### Work required
What lines of the data include the string "Shaughnessy"? Copy them all.

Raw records
= = = = =

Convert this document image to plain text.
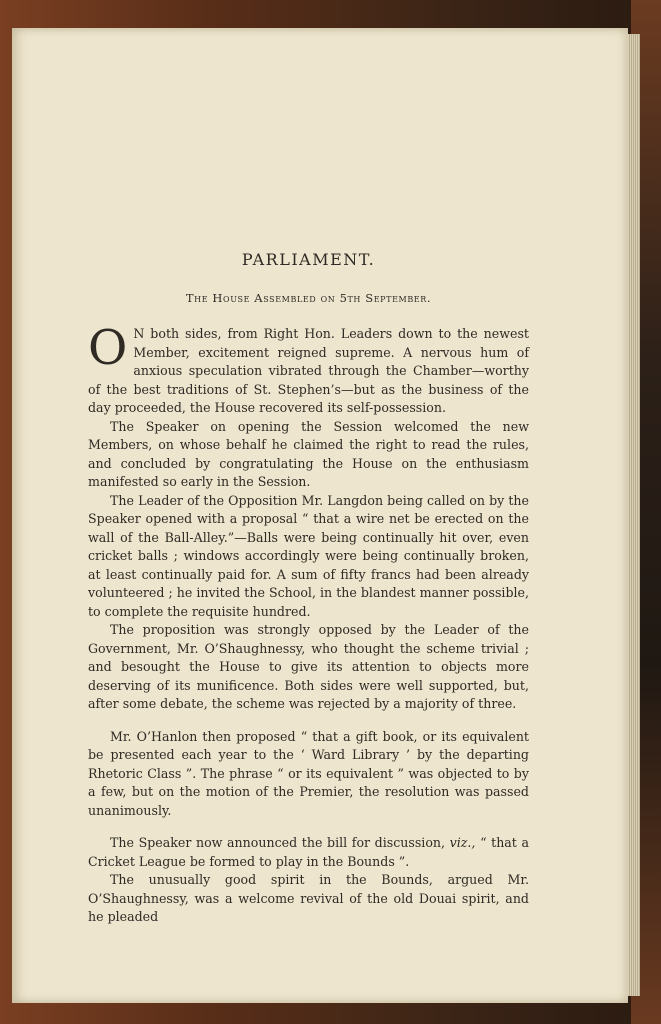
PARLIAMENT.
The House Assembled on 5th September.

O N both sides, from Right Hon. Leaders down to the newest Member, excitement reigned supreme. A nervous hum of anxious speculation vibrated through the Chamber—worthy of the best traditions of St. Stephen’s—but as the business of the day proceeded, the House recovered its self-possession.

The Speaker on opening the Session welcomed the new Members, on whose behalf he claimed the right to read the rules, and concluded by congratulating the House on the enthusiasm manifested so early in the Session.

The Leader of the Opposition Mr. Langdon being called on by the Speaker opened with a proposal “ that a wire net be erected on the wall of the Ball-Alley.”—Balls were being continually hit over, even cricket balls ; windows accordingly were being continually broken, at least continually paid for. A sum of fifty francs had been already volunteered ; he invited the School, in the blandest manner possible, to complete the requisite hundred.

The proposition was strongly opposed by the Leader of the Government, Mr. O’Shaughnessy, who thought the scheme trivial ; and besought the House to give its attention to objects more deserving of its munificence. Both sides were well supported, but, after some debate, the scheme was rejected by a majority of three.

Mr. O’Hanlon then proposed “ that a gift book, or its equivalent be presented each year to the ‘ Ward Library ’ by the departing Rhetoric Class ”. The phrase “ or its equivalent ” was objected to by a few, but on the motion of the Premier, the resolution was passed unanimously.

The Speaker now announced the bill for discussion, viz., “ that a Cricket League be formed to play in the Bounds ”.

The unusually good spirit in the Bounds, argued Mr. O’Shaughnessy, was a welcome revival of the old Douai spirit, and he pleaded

= = = = =

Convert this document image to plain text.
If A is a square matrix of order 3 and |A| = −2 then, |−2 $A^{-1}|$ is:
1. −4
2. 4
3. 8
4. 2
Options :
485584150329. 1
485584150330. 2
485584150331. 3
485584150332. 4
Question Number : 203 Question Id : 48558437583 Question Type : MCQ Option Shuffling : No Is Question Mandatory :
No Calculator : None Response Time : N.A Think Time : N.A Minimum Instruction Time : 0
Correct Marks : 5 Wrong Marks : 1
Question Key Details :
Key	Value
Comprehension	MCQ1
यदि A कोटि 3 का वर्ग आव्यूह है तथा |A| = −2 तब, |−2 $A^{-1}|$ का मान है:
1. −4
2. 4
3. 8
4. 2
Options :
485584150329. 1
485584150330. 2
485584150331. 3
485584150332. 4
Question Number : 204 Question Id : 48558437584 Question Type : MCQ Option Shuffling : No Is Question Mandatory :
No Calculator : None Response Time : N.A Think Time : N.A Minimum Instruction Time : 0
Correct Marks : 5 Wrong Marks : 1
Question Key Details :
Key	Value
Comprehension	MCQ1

= = = = =

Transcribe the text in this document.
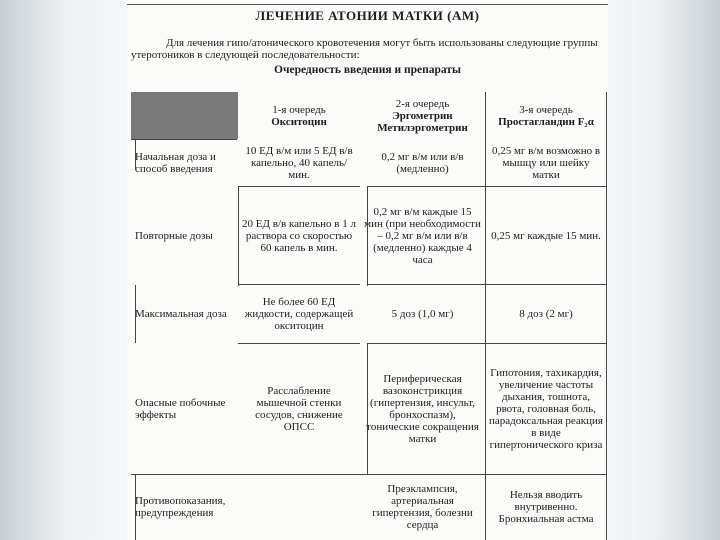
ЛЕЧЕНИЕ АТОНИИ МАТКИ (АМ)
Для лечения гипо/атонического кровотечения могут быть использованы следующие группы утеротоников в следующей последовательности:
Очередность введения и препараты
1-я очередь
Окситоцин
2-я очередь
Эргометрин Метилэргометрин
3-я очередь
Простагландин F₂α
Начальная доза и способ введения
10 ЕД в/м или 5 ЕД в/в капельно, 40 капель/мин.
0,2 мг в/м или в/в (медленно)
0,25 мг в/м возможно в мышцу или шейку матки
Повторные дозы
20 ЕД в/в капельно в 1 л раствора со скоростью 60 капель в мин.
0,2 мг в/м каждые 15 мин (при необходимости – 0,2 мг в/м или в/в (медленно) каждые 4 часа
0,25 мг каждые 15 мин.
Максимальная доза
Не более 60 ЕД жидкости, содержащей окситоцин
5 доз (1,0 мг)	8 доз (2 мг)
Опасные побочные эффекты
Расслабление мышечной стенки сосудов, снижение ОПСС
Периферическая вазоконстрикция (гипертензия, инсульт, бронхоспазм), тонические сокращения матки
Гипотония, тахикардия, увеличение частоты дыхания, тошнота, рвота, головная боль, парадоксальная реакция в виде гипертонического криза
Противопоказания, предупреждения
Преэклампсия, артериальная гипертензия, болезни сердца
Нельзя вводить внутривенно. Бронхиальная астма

= = = = =

### Written answer
The proposition was strongly opposed by the Leader of the Government, Mr. O’Shaughnessy, who thought the scheme trivial ; and besought the House to give its attention to objects more deserving of its munificence. Both sides were well supported, but, after some debate, the scheme was rejected by a majority of three.
The unusually good spirit in the Bounds, argued Mr. O’Shaughnessy, was a welcome revival of the old Douai spirit, and he pleaded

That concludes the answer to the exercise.